EXERCISE PROMPT: Copy the lines holding the word "this", all of them.
##### INPUT MATERIAL #####
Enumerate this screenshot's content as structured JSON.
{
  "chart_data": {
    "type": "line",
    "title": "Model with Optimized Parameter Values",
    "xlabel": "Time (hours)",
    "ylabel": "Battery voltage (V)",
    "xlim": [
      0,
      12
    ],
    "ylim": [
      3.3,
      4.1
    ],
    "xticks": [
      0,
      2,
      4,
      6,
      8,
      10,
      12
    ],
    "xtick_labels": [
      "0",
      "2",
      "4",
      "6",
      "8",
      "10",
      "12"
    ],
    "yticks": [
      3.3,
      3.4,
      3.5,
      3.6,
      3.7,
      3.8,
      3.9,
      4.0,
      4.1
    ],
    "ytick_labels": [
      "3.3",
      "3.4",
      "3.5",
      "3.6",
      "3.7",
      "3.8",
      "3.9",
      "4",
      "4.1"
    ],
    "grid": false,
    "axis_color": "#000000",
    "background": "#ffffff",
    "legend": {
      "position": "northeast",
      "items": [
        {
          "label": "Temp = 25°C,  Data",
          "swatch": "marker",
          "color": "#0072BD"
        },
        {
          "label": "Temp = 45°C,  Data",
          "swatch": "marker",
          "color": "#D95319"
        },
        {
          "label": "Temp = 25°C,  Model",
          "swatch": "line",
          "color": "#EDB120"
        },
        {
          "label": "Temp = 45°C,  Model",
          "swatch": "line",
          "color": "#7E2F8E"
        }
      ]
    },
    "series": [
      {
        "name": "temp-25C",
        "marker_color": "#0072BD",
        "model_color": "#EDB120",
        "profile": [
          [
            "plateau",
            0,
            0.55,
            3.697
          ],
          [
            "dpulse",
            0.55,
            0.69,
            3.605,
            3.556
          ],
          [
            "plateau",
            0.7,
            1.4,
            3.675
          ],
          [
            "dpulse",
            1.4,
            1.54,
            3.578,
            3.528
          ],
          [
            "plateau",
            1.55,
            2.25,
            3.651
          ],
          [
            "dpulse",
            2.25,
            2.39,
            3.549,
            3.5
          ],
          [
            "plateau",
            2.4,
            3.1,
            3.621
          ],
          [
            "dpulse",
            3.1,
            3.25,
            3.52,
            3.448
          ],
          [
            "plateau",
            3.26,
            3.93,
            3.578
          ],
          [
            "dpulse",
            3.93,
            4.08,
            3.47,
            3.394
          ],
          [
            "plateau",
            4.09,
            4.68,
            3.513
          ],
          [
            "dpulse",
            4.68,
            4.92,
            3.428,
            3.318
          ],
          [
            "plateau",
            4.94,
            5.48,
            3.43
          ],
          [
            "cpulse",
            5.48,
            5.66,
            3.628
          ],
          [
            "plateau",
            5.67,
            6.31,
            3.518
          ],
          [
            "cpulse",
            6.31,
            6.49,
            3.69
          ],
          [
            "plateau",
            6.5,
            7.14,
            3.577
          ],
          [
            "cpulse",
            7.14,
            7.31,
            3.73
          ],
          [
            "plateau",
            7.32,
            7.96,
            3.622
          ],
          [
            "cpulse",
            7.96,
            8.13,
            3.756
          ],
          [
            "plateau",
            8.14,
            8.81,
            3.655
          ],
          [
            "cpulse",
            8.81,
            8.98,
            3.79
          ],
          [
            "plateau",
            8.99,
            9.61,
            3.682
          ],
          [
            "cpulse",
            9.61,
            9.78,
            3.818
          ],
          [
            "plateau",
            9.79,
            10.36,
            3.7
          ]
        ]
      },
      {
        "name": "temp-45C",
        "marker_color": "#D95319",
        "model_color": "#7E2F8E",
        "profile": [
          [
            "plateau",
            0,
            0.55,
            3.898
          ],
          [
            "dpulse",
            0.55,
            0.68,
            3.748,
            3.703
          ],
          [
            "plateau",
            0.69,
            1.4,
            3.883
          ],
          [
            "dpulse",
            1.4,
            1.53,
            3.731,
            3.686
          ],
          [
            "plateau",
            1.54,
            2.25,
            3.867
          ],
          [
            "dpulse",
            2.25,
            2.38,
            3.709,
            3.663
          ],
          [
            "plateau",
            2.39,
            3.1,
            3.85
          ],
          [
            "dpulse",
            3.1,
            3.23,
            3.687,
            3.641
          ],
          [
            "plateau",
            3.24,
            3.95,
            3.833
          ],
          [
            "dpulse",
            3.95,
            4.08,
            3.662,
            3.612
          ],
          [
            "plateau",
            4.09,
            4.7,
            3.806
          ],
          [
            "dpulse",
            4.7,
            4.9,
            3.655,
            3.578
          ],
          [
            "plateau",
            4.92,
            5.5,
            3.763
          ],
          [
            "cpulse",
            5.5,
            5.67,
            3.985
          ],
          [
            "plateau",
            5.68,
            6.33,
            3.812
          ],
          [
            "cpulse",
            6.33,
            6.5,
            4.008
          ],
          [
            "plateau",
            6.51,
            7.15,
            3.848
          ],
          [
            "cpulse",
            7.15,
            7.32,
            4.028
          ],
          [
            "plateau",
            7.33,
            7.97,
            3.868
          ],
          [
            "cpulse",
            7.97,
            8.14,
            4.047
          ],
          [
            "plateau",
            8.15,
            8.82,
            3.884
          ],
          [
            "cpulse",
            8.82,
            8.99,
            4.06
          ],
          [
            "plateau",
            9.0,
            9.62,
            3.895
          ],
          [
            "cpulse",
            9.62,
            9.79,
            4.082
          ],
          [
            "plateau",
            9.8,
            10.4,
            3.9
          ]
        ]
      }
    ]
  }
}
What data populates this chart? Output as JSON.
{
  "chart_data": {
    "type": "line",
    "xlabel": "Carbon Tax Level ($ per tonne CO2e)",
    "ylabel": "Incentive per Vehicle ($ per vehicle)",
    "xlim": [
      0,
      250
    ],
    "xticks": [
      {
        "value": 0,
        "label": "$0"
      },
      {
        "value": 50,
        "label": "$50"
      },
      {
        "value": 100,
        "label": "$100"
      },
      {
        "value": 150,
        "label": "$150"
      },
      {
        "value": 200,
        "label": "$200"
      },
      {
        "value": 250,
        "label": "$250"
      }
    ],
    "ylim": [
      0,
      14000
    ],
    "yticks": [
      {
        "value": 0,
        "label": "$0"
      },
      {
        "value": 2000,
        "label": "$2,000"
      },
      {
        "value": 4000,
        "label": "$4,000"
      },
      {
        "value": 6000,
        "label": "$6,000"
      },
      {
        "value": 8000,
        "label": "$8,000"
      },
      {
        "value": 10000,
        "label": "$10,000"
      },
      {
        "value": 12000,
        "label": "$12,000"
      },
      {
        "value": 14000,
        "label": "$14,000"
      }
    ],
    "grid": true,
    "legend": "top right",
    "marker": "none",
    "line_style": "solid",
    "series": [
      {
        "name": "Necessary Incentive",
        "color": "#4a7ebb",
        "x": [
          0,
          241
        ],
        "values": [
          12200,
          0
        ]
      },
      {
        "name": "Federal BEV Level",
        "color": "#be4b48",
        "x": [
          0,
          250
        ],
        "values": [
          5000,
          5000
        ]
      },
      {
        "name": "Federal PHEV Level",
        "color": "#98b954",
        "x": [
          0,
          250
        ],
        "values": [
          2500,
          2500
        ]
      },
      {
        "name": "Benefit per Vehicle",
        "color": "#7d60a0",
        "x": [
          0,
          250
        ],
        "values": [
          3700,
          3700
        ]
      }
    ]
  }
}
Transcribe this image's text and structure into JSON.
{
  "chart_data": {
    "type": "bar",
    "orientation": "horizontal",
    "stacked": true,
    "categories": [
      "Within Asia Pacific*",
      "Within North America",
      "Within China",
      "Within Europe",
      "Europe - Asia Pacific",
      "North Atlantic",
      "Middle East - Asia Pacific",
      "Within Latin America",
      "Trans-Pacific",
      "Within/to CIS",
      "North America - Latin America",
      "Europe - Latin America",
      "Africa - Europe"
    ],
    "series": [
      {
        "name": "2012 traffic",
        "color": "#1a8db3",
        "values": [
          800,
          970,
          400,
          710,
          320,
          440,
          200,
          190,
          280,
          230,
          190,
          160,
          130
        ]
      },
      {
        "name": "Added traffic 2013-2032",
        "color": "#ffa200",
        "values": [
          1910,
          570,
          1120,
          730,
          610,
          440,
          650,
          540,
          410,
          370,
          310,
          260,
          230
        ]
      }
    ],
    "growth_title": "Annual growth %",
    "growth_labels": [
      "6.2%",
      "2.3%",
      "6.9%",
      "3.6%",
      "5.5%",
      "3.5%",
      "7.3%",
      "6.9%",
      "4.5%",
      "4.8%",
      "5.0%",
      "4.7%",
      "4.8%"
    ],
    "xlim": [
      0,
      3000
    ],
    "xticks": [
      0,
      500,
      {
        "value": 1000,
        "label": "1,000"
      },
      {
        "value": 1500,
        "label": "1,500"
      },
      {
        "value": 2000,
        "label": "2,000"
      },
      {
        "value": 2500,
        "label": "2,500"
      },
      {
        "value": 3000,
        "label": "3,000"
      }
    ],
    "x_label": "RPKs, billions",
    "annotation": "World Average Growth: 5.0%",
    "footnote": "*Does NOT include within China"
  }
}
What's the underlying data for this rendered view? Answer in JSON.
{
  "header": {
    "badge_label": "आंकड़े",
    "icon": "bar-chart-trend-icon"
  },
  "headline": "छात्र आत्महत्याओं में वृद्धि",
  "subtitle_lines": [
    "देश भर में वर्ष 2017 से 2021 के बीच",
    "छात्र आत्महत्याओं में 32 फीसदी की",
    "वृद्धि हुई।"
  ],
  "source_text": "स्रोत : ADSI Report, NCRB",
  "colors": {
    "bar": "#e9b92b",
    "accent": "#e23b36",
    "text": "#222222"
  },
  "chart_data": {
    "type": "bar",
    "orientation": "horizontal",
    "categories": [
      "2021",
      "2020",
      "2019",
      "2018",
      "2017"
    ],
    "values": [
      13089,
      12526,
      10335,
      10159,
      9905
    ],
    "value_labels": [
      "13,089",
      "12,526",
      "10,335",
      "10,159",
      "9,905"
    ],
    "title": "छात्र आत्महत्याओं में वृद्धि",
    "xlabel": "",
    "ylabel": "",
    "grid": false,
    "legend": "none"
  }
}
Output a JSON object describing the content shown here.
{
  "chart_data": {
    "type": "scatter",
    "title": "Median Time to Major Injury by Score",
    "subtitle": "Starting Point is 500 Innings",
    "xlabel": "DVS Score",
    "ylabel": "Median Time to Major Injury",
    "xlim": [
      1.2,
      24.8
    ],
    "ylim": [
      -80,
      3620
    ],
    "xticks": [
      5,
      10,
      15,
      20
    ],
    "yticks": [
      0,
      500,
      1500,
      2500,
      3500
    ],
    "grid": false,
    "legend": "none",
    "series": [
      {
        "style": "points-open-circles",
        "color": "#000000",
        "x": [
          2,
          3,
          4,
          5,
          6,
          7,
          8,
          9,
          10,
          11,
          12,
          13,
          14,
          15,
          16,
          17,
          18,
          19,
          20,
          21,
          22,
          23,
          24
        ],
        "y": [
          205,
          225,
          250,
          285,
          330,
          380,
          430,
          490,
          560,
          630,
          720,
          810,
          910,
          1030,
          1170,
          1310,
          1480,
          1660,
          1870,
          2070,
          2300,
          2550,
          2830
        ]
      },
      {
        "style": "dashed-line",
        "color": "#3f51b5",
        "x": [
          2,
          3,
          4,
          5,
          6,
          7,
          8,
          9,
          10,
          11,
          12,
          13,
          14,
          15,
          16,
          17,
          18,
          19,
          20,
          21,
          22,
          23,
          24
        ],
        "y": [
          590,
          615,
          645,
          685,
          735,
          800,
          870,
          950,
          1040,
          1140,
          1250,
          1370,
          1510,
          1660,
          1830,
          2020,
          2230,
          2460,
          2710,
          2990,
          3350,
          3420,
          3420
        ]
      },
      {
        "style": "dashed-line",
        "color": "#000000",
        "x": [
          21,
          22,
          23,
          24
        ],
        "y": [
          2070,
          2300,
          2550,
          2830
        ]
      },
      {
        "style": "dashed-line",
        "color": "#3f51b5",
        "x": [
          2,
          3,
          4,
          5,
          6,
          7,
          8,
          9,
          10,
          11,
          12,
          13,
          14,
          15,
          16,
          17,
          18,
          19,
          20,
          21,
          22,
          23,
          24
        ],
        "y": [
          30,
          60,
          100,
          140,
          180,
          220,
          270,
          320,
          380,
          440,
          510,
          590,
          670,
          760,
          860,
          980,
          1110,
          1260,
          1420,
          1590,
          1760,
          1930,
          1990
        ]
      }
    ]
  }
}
#####
TASK OUTPUT:
Enumerate this screenshot's content as structured JSON.
What data populates this chart? Output as JSON.
Transcribe this image's text and structure into JSON.
What's the underlying data for this rendered view? Answer in JSON.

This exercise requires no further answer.